*Problem details:* Each line below must be set down exactly; omit any image you find.

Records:
>>>>
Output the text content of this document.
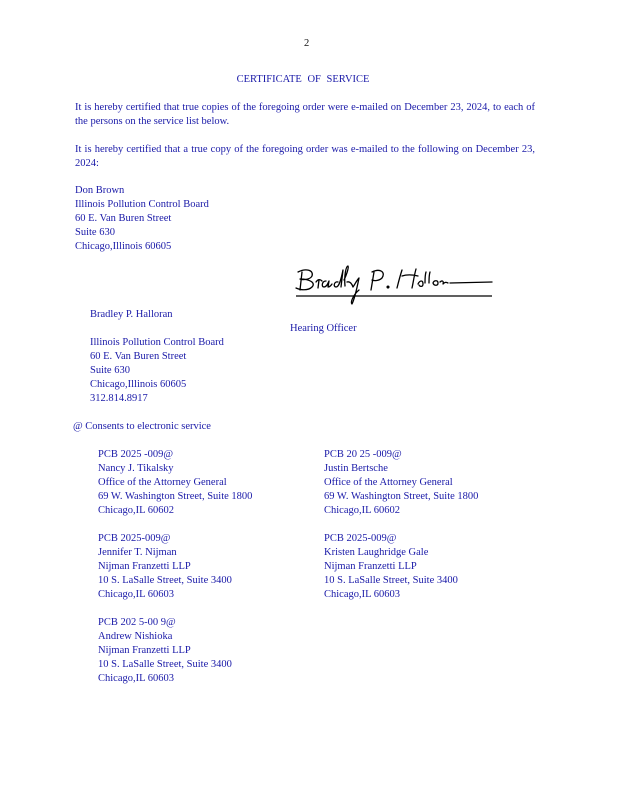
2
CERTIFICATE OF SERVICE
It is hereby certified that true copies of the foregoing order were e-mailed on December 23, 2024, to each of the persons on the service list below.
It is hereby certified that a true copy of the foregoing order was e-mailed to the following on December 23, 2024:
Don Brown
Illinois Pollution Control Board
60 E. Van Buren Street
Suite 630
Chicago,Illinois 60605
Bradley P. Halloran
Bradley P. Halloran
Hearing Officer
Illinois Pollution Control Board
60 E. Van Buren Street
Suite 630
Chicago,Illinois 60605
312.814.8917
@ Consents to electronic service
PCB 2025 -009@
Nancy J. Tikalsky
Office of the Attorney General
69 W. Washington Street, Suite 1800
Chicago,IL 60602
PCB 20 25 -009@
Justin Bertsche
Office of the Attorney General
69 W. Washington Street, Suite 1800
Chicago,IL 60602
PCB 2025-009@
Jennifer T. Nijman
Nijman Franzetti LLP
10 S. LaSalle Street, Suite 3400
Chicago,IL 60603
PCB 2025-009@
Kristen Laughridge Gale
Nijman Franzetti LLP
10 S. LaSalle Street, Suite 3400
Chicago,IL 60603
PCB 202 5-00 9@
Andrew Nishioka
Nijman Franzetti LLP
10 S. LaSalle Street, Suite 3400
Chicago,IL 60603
<<<<
*Written answer:*
Output the text content of this document.
2
CERTIFICATE OF SERVICE
It is hereby certified that true copies of the foregoing order were e-mailed on December 23, 2024, to each of the persons on the service list below.
It is hereby certified that a true copy of the foregoing order was e-mailed to the following on December 23, 2024:
Don Brown
Illinois Pollution Control Board
60 E. Van Buren Street
Suite 630
Chicago,Illinois 60605
Bradley P. Halloran
Bradley P. Halloran
Hearing Officer
Illinois Pollution Control Board
60 E. Van Buren Street
Suite 630
Chicago,Illinois 60605
312.814.8917
@ Consents to electronic service
PCB 2025 -009@
Nancy J. Tikalsky
Office of the Attorney General
69 W. Washington Street, Suite 1800
Chicago,IL 60602
PCB 20 25 -009@
Justin Bertsche
Office of the Attorney General
69 W. Washington Street, Suite 1800
Chicago,IL 60602
PCB 2025-009@
Jennifer T. Nijman
Nijman Franzetti LLP
10 S. LaSalle Street, Suite 3400
Chicago,IL 60603
PCB 2025-009@
Kristen Laughridge Gale
Nijman Franzetti LLP
10 S. LaSalle Street, Suite 3400
Chicago,IL 60603
PCB 202 5-00 9@
Andrew Nishioka
Nijman Franzetti LLP
10 S. LaSalle Street, Suite 3400
Chicago,IL 60603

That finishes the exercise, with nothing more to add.